▶
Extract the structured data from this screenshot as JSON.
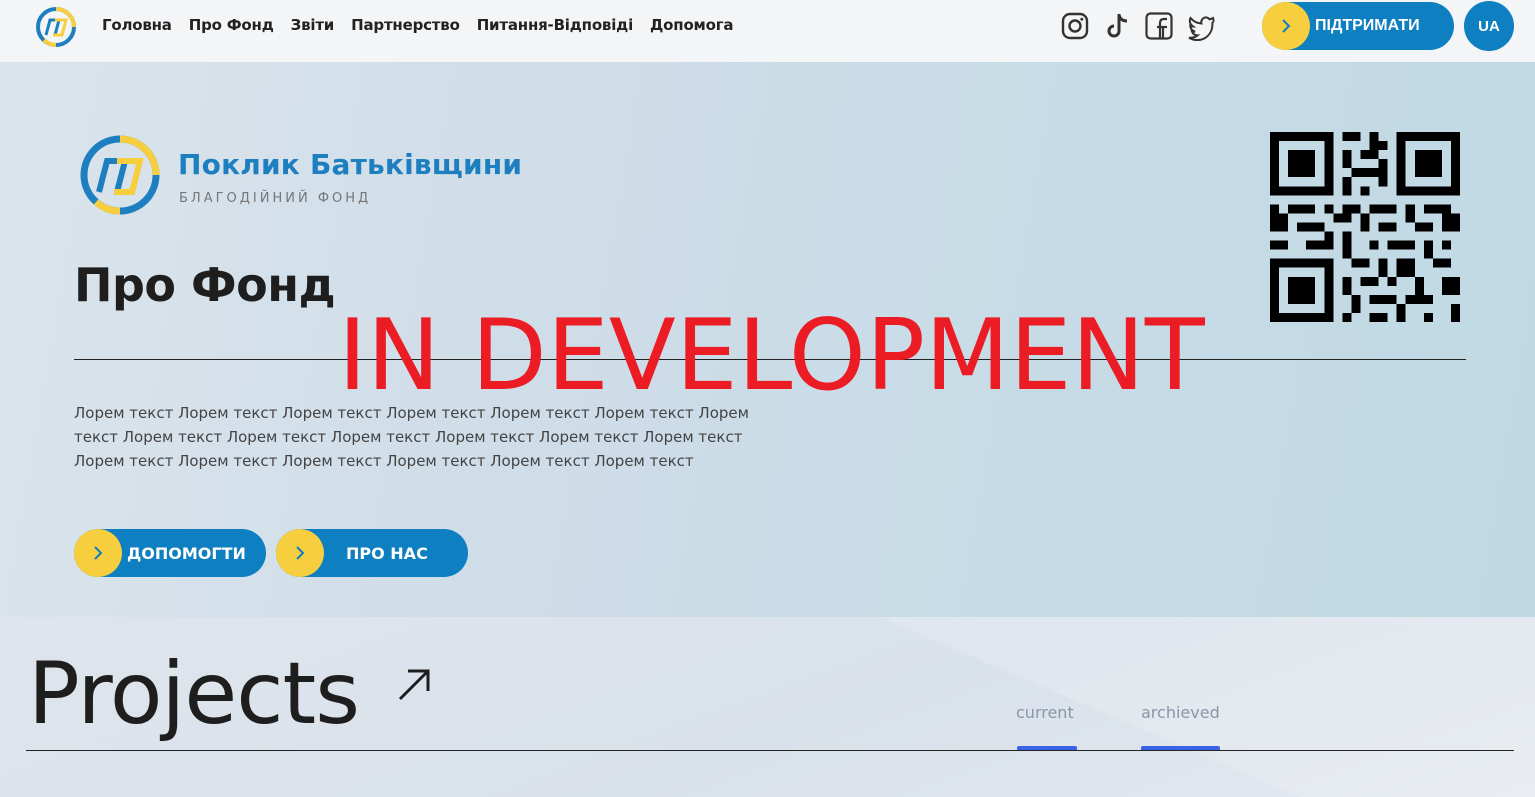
{
  "header": {
    "nav": [
      "Головна",
      "Про Фонд",
      "Звіти",
      "Партнерство",
      "Питання-Відповіді",
      "Допомога"
    ],
    "socials": [
      "instagram-icon",
      "tiktok-icon",
      "facebook-icon",
      "twitter-icon"
    ],
    "support_label": "ПІДТРИМАТИ",
    "lang_label": "UA"
  },
  "hero": {
    "brand_name": "Поклик Батьківщини",
    "brand_sub": "БЛАГОДІЙНИЙ ФОНД",
    "title": "Про Фонд",
    "dev_banner": "IN DEVELOPMENT",
    "text": "Лорем текст Лорем текст Лорем текст Лорем текст Лорем текст Лорем текст Лорем текст Лорем текст Лорем текст Лорем текст Лорем текст Лорем текст Лорем текст Лорем текст Лорем текст Лорем текст Лорем текст Лорем текст Лорем текст",
    "help_label": "ДОПОМОГТИ",
    "about_label": "ПРО НАС"
  },
  "projects": {
    "title": "Projects",
    "tabs": [
      "current",
      "archieved"
    ]
  },
  "colors": {
    "brand_blue": "#0e7fc0",
    "brand_yellow": "#f7ce3e",
    "banner_red": "#ec1c24",
    "tab_indicator": "#3b63e8"
  }
}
◀
• [SHORT PROBLEM] Scan the material above for the word "icon". Copy each line where it occurs.

• [RESULT FOR THIS TASK]
      "instagram-icon",
      "tiktok-icon",
      "facebook-icon",
      "twitter-icon"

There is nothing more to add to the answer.